# Recorded data
※

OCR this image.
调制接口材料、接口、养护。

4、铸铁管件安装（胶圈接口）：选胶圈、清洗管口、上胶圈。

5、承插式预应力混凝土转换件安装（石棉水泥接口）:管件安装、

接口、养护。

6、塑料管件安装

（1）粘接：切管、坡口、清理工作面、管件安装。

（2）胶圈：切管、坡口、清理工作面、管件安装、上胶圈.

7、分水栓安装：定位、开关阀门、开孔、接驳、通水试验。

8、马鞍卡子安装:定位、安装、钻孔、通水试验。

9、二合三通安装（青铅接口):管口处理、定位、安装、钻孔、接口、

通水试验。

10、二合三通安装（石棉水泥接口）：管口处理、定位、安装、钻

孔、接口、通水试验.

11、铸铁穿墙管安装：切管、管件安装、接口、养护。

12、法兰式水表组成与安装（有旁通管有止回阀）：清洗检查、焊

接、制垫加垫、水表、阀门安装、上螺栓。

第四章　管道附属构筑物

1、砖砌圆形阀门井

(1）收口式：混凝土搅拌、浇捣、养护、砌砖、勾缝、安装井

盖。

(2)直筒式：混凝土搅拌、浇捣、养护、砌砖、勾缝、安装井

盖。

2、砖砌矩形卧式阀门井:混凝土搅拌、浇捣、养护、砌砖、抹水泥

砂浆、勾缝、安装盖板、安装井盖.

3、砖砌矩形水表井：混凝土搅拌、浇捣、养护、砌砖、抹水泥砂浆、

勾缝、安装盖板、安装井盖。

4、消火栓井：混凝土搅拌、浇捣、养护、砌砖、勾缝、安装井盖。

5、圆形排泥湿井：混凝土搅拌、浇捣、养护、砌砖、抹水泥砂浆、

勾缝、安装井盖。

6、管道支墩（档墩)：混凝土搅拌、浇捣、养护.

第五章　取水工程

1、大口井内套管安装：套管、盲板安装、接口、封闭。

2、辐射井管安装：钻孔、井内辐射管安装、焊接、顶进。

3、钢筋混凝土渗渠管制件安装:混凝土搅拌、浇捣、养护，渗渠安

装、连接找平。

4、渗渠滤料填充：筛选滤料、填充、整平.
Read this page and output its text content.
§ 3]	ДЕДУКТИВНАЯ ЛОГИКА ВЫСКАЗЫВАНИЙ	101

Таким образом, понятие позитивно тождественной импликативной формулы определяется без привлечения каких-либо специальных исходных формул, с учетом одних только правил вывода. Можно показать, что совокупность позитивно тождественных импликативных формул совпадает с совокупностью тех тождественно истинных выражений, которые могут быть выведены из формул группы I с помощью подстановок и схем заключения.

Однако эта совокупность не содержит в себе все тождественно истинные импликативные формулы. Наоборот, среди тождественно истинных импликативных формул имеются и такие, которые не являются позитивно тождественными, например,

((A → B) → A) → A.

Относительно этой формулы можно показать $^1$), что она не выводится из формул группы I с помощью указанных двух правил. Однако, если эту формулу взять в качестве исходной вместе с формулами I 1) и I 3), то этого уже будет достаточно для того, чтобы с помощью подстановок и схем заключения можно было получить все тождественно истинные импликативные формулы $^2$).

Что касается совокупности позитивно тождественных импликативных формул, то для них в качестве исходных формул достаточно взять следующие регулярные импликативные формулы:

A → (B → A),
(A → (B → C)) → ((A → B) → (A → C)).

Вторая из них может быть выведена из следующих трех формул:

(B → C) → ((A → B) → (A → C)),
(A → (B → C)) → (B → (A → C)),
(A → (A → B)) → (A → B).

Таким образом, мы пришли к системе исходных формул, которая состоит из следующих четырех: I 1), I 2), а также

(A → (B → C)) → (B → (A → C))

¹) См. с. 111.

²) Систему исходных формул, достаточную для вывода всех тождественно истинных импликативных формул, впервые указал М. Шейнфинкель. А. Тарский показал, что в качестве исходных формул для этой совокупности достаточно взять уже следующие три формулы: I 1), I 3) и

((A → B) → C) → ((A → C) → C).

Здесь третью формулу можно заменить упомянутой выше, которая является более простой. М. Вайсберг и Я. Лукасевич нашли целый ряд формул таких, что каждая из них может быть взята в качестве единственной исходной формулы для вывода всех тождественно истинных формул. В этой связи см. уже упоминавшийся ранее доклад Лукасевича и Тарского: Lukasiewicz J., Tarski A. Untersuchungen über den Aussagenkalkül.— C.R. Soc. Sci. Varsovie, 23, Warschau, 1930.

※

# STATED PROBLEM
Pull every line containing "管口处理" out of the records.

# SOLUTION
9、二合三通安装（青铅接口):管口处理、定位、安装、钻孔、接口、
10、二合三通安装（石棉水泥接口）：管口处理、定位、安装、钻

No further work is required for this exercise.